[Records about charts and figures]
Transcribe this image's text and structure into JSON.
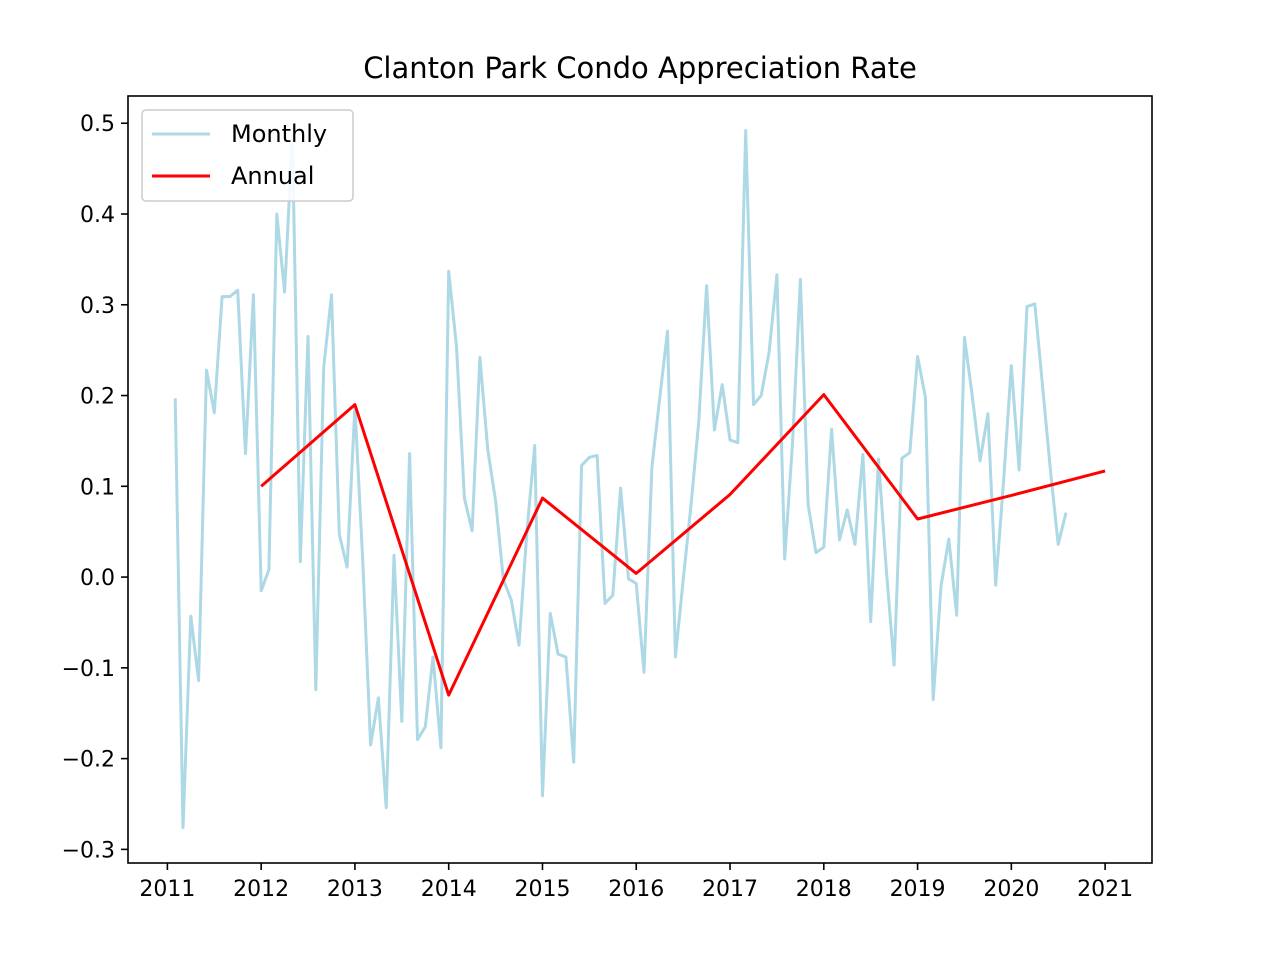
{
  "chart_data": {
    "type": "line",
    "title": "Clanton Park Condo Appreciation Rate",
    "xlabel": "",
    "ylabel": "",
    "xlim": [
      2010.58,
      2021.5
    ],
    "ylim": [
      -0.315,
      0.53
    ],
    "x_ticks": [
      2011,
      2012,
      2013,
      2014,
      2015,
      2016,
      2017,
      2018,
      2019,
      2020,
      2021
    ],
    "x_tick_labels": [
      "2011",
      "2012",
      "2013",
      "2014",
      "2015",
      "2016",
      "2017",
      "2018",
      "2019",
      "2020",
      "2021"
    ],
    "y_ticks": [
      -0.3,
      -0.2,
      -0.1,
      0.0,
      0.1,
      0.2,
      0.3,
      0.4,
      0.5
    ],
    "y_tick_labels": [
      "−0.3",
      "−0.2",
      "−0.1",
      "0.0",
      "0.1",
      "0.2",
      "0.3",
      "0.4",
      "0.5"
    ],
    "grid": false,
    "legend_position": "top-left",
    "series": [
      {
        "name": "Monthly",
        "color": "#add8e6",
        "x": [
          2011.083,
          2011.167,
          2011.25,
          2011.333,
          2011.417,
          2011.5,
          2011.583,
          2011.667,
          2011.75,
          2011.833,
          2011.917,
          2012.0,
          2012.083,
          2012.167,
          2012.25,
          2012.333,
          2012.417,
          2012.5,
          2012.583,
          2012.667,
          2012.75,
          2012.833,
          2012.917,
          2013.0,
          2013.083,
          2013.167,
          2013.25,
          2013.333,
          2013.417,
          2013.5,
          2013.583,
          2013.667,
          2013.75,
          2013.833,
          2013.917,
          2014.0,
          2014.083,
          2014.167,
          2014.25,
          2014.333,
          2014.417,
          2014.5,
          2014.583,
          2014.667,
          2014.75,
          2014.833,
          2014.917,
          2015.0,
          2015.083,
          2015.167,
          2015.25,
          2015.333,
          2015.417,
          2015.5,
          2015.583,
          2015.667,
          2015.75,
          2015.833,
          2015.917,
          2016.0,
          2016.083,
          2016.167,
          2016.25,
          2016.333,
          2016.417,
          2016.5,
          2016.583,
          2016.667,
          2016.75,
          2016.833,
          2016.917,
          2017.0,
          2017.083,
          2017.167,
          2017.25,
          2017.333,
          2017.417,
          2017.5,
          2017.583,
          2017.667,
          2017.75,
          2017.833,
          2017.917,
          2018.0,
          2018.083,
          2018.167,
          2018.25,
          2018.333,
          2018.417,
          2018.5,
          2018.583,
          2018.667,
          2018.75,
          2018.833,
          2018.917,
          2019.0,
          2019.083,
          2019.167,
          2019.25,
          2019.333,
          2019.417,
          2019.5,
          2019.583,
          2019.667,
          2019.75,
          2019.833,
          2019.917,
          2020.0,
          2020.083,
          2020.167,
          2020.25,
          2020.333,
          2020.417,
          2020.5,
          2020.583
        ],
        "values": [
          0.197,
          -0.276,
          -0.043,
          -0.114,
          0.228,
          0.181,
          0.309,
          0.309,
          0.316,
          0.136,
          0.311,
          -0.015,
          0.008,
          0.4,
          0.314,
          0.487,
          0.017,
          0.265,
          -0.124,
          0.231,
          0.311,
          0.047,
          0.011,
          0.188,
          0.019,
          -0.185,
          -0.133,
          -0.254,
          0.024,
          -0.159,
          0.136,
          -0.179,
          -0.165,
          -0.088,
          -0.188,
          0.337,
          0.254,
          0.087,
          0.051,
          0.242,
          0.14,
          0.084,
          -0.003,
          -0.025,
          -0.075,
          0.049,
          0.145,
          -0.241,
          -0.04,
          -0.085,
          -0.088,
          -0.204,
          0.123,
          0.132,
          0.134,
          -0.029,
          -0.02,
          0.098,
          -0.002,
          -0.007,
          -0.105,
          0.121,
          0.197,
          0.271,
          -0.088,
          -0.004,
          0.078,
          0.172,
          0.321,
          0.162,
          0.212,
          0.151,
          0.148,
          0.492,
          0.19,
          0.2,
          0.248,
          0.333,
          0.02,
          0.149,
          0.328,
          0.08,
          0.027,
          0.033,
          0.163,
          0.041,
          0.074,
          0.036,
          0.135,
          -0.049,
          0.13,
          0.008,
          -0.097,
          0.131,
          0.137,
          0.243,
          0.198,
          -0.135,
          -0.01,
          0.042,
          -0.042,
          0.264,
          0.2,
          0.128,
          0.18,
          -0.009,
          0.106,
          0.233,
          0.118,
          0.298,
          0.301,
          0.21,
          0.118,
          0.036,
          0.071
        ]
      },
      {
        "name": "Annual",
        "color": "#ff0000",
        "x": [
          2012,
          2013,
          2014,
          2015,
          2016,
          2017,
          2018,
          2019,
          2020,
          2021
        ],
        "values": [
          0.1,
          0.19,
          -0.13,
          0.087,
          0.004,
          0.091,
          0.201,
          0.064,
          0.09,
          0.117
        ]
      }
    ]
  }
}
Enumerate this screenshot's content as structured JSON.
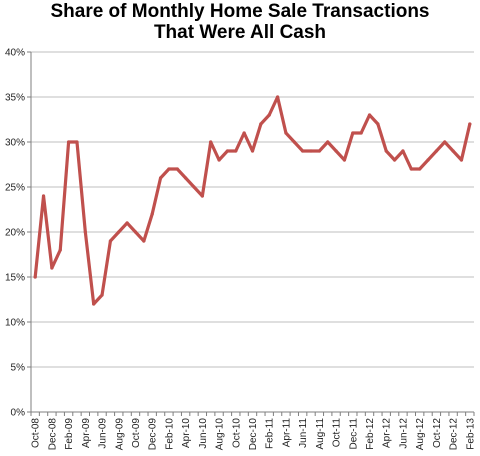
{
  "chart_data": {
    "type": "line",
    "title_line1": "Share of Monthly Home Sale Transactions",
    "title_line2": "That Were All Cash",
    "xlabel": "",
    "ylabel": "",
    "ylim": [
      0,
      40
    ],
    "y_ticks": [
      "0%",
      "5%",
      "10%",
      "15%",
      "20%",
      "25%",
      "30%",
      "35%",
      "40%"
    ],
    "x_tick_labels": [
      "Oct-08",
      "Dec-08",
      "Feb-09",
      "Apr-09",
      "Jun-09",
      "Aug-09",
      "Oct-09",
      "Dec-09",
      "Feb-10",
      "Apr-10",
      "Jun-10",
      "Aug-10",
      "Oct-10",
      "Dec-10",
      "Feb-11",
      "Apr-11",
      "Jun-11",
      "Aug-11",
      "Oct-11",
      "Dec-11",
      "Feb-12",
      "Apr-12",
      "Jun-12",
      "Aug-12",
      "Oct-12",
      "Dec-12",
      "Feb-13"
    ],
    "grid": "horizontal",
    "legend": "none",
    "series": [
      {
        "color": "#C0504D",
        "x": [
          "Oct-08",
          "Nov-08",
          "Dec-08",
          "Jan-09",
          "Feb-09",
          "Mar-09",
          "Apr-09",
          "May-09",
          "Jun-09",
          "Jul-09",
          "Aug-09",
          "Sep-09",
          "Oct-09",
          "Nov-09",
          "Dec-09",
          "Jan-10",
          "Feb-10",
          "Mar-10",
          "Apr-10",
          "May-10",
          "Jun-10",
          "Jul-10",
          "Aug-10",
          "Sep-10",
          "Oct-10",
          "Nov-10",
          "Dec-10",
          "Jan-11",
          "Feb-11",
          "Mar-11",
          "Apr-11",
          "May-11",
          "Jun-11",
          "Jul-11",
          "Aug-11",
          "Sep-11",
          "Oct-11",
          "Nov-11",
          "Dec-11",
          "Jan-12",
          "Feb-12",
          "Mar-12",
          "Apr-12",
          "May-12",
          "Jun-12",
          "Jul-12",
          "Aug-12",
          "Sep-12",
          "Oct-12",
          "Nov-12",
          "Dec-12",
          "Jan-13",
          "Feb-13"
        ],
        "values": [
          15,
          24,
          16,
          18,
          30,
          30,
          20,
          12,
          13,
          19,
          20,
          21,
          20,
          19,
          22,
          26,
          27,
          27,
          26,
          25,
          24,
          30,
          28,
          29,
          29,
          31,
          29,
          32,
          33,
          35,
          31,
          30,
          29,
          29,
          29,
          30,
          29,
          28,
          31,
          31,
          33,
          32,
          29,
          28,
          29,
          27,
          27,
          28,
          29,
          30,
          29,
          28,
          32
        ]
      }
    ]
  }
}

→ YOUR OBJECTIVE:
The word "JSON" may appear on some lines of these records; state how many such lines there are, and nothing else.

→ ANSWER TO THE TASK:
2